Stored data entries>
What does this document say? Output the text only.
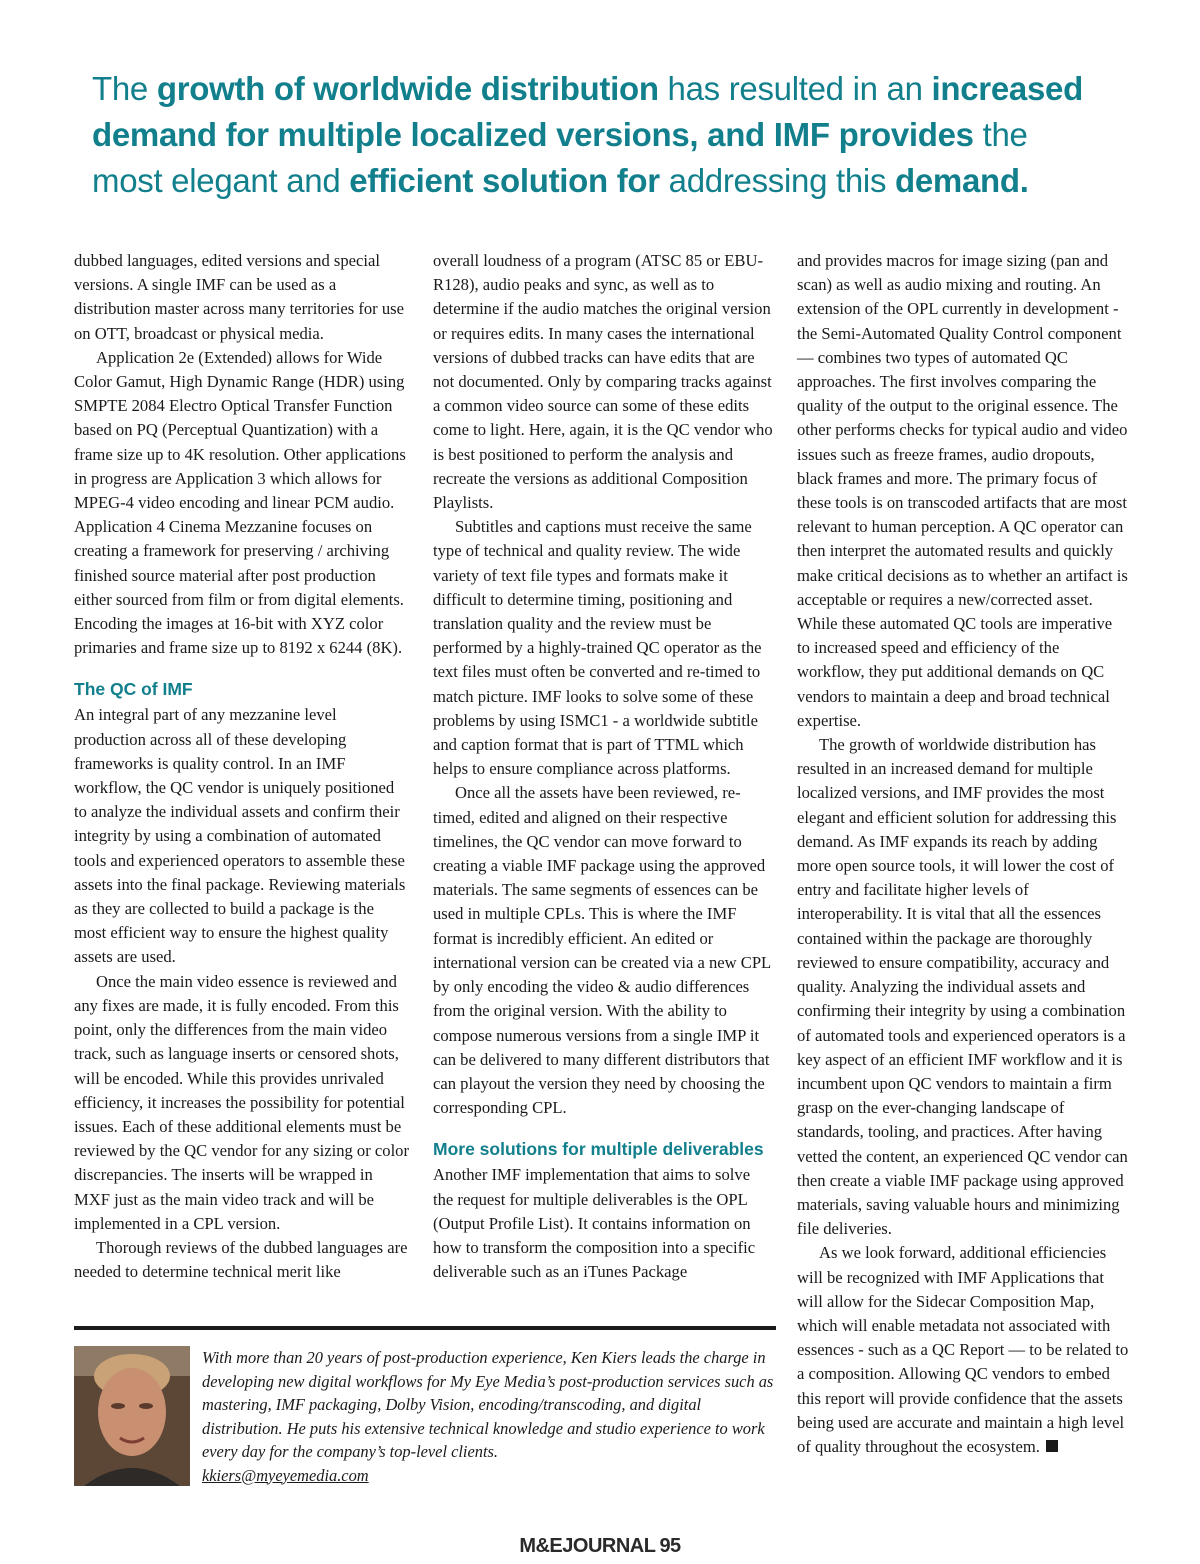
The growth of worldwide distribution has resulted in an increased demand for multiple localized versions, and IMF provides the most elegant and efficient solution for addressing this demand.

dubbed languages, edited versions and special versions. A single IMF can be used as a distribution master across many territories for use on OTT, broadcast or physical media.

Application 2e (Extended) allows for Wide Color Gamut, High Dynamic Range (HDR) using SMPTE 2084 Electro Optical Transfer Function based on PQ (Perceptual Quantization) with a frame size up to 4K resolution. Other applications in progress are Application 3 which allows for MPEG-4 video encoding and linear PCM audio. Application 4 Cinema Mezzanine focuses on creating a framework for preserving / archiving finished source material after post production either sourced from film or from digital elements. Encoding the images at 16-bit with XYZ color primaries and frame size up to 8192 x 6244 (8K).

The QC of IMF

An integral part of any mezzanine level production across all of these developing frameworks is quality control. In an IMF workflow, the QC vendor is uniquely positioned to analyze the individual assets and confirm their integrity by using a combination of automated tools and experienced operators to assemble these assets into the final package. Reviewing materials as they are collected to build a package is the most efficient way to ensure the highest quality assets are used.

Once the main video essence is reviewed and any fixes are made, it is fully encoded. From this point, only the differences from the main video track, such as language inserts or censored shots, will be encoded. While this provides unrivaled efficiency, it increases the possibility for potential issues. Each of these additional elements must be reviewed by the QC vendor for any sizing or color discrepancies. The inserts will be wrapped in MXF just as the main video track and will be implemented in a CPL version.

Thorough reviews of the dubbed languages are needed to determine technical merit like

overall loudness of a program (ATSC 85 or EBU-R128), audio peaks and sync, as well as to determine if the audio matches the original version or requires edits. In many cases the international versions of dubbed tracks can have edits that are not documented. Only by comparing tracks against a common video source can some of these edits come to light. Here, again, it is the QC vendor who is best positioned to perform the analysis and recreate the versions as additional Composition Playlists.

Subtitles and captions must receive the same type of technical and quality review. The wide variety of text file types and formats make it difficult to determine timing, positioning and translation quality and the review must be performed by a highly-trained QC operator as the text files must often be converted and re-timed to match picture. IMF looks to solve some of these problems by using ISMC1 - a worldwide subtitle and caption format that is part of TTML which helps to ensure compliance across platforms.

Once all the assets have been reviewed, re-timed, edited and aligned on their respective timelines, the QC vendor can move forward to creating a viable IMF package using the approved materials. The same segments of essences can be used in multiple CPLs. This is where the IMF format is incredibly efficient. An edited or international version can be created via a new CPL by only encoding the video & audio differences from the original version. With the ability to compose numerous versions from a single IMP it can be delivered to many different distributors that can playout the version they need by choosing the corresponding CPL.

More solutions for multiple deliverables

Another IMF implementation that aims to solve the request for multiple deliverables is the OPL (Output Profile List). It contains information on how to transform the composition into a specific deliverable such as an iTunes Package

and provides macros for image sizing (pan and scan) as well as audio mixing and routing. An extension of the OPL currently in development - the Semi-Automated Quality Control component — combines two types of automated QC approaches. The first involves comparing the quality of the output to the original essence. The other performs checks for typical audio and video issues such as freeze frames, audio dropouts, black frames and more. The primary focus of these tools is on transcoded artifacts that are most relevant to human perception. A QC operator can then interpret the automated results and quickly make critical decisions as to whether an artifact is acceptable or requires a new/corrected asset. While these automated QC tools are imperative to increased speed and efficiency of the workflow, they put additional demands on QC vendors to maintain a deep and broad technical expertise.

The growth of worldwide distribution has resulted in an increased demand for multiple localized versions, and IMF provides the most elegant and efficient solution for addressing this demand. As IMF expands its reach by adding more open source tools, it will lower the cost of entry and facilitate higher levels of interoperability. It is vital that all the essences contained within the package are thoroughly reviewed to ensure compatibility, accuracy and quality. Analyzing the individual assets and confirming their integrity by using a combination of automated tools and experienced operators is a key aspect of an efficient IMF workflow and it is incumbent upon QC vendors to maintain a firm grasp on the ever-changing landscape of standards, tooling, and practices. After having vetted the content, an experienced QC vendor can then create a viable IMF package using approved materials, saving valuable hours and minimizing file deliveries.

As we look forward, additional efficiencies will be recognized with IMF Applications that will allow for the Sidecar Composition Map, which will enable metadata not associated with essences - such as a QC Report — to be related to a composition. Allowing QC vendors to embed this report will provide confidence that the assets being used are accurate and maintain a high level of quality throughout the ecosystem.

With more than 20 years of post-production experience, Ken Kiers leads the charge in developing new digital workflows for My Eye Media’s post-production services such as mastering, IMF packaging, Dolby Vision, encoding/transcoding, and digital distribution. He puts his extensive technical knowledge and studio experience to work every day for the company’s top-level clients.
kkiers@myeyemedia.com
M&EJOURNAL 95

Required task> Copy every line above in which the string "deliverables" shows up.

Solution>
More solutions for multiple deliverables
Another IMF implementation that aims to solve the request for multiple deliverables is the OPL (Output Profile List). It contains information on how to transform the composition into a specific deliverable such as an iTunes Package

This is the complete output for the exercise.